> _What to produce_
Your task is to transcribe the data in full.

Figure dataset records
# # # # #

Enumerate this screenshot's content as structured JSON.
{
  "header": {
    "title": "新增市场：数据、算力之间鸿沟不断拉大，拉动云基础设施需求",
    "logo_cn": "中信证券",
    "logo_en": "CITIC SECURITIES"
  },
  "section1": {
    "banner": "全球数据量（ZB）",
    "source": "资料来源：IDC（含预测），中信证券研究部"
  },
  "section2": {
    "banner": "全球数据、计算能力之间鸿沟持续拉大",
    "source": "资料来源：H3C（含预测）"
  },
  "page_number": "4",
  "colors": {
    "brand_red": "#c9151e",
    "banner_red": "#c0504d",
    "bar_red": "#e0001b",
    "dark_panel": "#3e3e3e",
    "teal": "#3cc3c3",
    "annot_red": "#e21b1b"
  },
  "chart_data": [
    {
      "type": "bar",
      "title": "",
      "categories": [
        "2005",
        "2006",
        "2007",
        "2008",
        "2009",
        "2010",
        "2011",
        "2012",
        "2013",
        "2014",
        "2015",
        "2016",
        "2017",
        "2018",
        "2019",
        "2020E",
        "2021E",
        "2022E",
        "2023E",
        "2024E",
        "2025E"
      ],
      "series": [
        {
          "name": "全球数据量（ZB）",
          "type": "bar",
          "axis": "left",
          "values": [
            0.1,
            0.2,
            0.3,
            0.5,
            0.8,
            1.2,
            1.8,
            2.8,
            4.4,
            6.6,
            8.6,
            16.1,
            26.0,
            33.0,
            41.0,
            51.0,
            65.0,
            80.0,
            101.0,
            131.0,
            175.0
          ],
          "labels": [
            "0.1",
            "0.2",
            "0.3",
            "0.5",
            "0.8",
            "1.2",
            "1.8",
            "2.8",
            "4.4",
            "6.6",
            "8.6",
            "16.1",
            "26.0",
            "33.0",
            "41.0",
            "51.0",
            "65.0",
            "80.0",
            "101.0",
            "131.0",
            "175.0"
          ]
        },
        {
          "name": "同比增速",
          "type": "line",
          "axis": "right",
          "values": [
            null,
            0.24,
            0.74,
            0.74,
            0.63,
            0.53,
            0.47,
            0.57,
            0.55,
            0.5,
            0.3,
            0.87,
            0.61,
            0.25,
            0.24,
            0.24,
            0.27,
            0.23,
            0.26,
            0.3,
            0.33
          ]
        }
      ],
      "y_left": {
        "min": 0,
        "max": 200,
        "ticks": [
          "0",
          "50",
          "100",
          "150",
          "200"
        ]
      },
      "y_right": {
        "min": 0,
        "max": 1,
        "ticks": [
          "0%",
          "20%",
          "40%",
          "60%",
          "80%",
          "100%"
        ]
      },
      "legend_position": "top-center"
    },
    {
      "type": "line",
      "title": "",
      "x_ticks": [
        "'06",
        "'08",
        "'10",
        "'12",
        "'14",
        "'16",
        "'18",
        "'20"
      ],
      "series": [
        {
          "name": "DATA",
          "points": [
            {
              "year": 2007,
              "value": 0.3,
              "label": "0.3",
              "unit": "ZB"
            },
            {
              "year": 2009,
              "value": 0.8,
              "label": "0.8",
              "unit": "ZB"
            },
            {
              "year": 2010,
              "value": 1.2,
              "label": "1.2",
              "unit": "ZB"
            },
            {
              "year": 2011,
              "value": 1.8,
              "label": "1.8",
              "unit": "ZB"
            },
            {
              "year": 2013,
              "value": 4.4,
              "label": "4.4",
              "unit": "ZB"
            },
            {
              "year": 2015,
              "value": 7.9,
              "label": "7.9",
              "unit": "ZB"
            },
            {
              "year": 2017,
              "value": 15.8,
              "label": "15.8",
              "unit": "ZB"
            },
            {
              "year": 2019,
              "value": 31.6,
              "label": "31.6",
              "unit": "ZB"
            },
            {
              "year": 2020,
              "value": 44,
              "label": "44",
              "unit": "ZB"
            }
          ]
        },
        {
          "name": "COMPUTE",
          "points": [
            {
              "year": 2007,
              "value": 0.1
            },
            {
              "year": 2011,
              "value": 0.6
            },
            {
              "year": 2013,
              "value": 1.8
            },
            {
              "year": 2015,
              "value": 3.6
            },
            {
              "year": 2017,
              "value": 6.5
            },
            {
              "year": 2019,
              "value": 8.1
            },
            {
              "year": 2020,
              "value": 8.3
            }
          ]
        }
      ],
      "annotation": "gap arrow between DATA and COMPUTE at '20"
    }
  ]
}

# # # # #

> _Result for this task_
Enumerate this screenshot's content as structured JSON.
{
  "header": {
    "title": "新增市场：数据、算力之间鸿沟不断拉大，拉动云基础设施需求",
    "logo_cn": "中信证券",
    "logo_en": "CITIC SECURITIES"
  },
  "section1": {
    "banner": "全球数据量（ZB）",
    "source": "资料来源：IDC（含预测），中信证券研究部"
  },
  "section2": {
    "banner": "全球数据、计算能力之间鸿沟持续拉大",
    "source": "资料来源：H3C（含预测）"
  },
  "page_number": "4",
  "colors": {
    "brand_red": "#c9151e",
    "banner_red": "#c0504d",
    "bar_red": "#e0001b",
    "dark_panel": "#3e3e3e",
    "teal": "#3cc3c3",
    "annot_red": "#e21b1b"
  },
  "chart_data": [
    {
      "type": "bar",
      "title": "",
      "categories": [
        "2005",
        "2006",
        "2007",
        "2008",
        "2009",
        "2010",
        "2011",
        "2012",
        "2013",
        "2014",
        "2015",
        "2016",
        "2017",
        "2018",
        "2019",
        "2020E",
        "2021E",
        "2022E",
        "2023E",
        "2024E",
        "2025E"
      ],
      "series": [
        {
          "name": "全球数据量（ZB）",
          "type": "bar",
          "axis": "left",
          "values": [
            0.1,
            0.2,
            0.3,
            0.5,
            0.8,
            1.2,
            1.8,
            2.8,
            4.4,
            6.6,
            8.6,
            16.1,
            26.0,
            33.0,
            41.0,
            51.0,
            65.0,
            80.0,
            101.0,
            131.0,
            175.0
          ],
          "labels": [
            "0.1",
            "0.2",
            "0.3",
            "0.5",
            "0.8",
            "1.2",
            "1.8",
            "2.8",
            "4.4",
            "6.6",
            "8.6",
            "16.1",
            "26.0",
            "33.0",
            "41.0",
            "51.0",
            "65.0",
            "80.0",
            "101.0",
            "131.0",
            "175.0"
          ]
        },
        {
          "name": "同比增速",
          "type": "line",
          "axis": "right",
          "values": [
            null,
            0.24,
            0.74,
            0.74,
            0.63,
            0.53,
            0.47,
            0.57,
            0.55,
            0.5,
            0.3,
            0.87,
            0.61,
            0.25,
            0.24,
            0.24,
            0.27,
            0.23,
            0.26,
            0.3,
            0.33
          ]
        }
      ],
      "y_left": {
        "min": 0,
        "max": 200,
        "ticks": [
          "0",
          "50",
          "100",
          "150",
          "200"
        ]
      },
      "y_right": {
        "min": 0,
        "max": 1,
        "ticks": [
          "0%",
          "20%",
          "40%",
          "60%",
          "80%",
          "100%"
        ]
      },
      "legend_position": "top-center"
    },
    {
      "type": "line",
      "title": "",
      "x_ticks": [
        "'06",
        "'08",
        "'10",
        "'12",
        "'14",
        "'16",
        "'18",
        "'20"
      ],
      "series": [
        {
          "name": "DATA",
          "points": [
            {
              "year": 2007,
              "value": 0.3,
              "label": "0.3",
              "unit": "ZB"
            },
            {
              "year": 2009,
              "value": 0.8,
              "label": "0.8",
              "unit": "ZB"
            },
            {
              "year": 2010,
              "value": 1.2,
              "label": "1.2",
              "unit": "ZB"
            },
            {
              "year": 2011,
              "value": 1.8,
              "label": "1.8",
              "unit": "ZB"
            },
            {
              "year": 2013,
              "value": 4.4,
              "label": "4.4",
              "unit": "ZB"
            },
            {
              "year": 2015,
              "value": 7.9,
              "label": "7.9",
              "unit": "ZB"
            },
            {
              "year": 2017,
              "value": 15.8,
              "label": "15.8",
              "unit": "ZB"
            },
            {
              "year": 2019,
              "value": 31.6,
              "label": "31.6",
              "unit": "ZB"
            },
            {
              "year": 2020,
              "value": 44,
              "label": "44",
              "unit": "ZB"
            }
          ]
        },
        {
          "name": "COMPUTE",
          "points": [
            {
              "year": 2007,
              "value": 0.1
            },
            {
              "year": 2011,
              "value": 0.6
            },
            {
              "year": 2013,
              "value": 1.8
            },
            {
              "year": 2015,
              "value": 3.6
            },
            {
              "year": 2017,
              "value": 6.5
            },
            {
              "year": 2019,
              "value": 8.1
            },
            {
              "year": 2020,
              "value": 8.3
            }
          ]
        }
      ],
      "annotation": "gap arrow between DATA and COMPUTE at '20"
    }
  ]
}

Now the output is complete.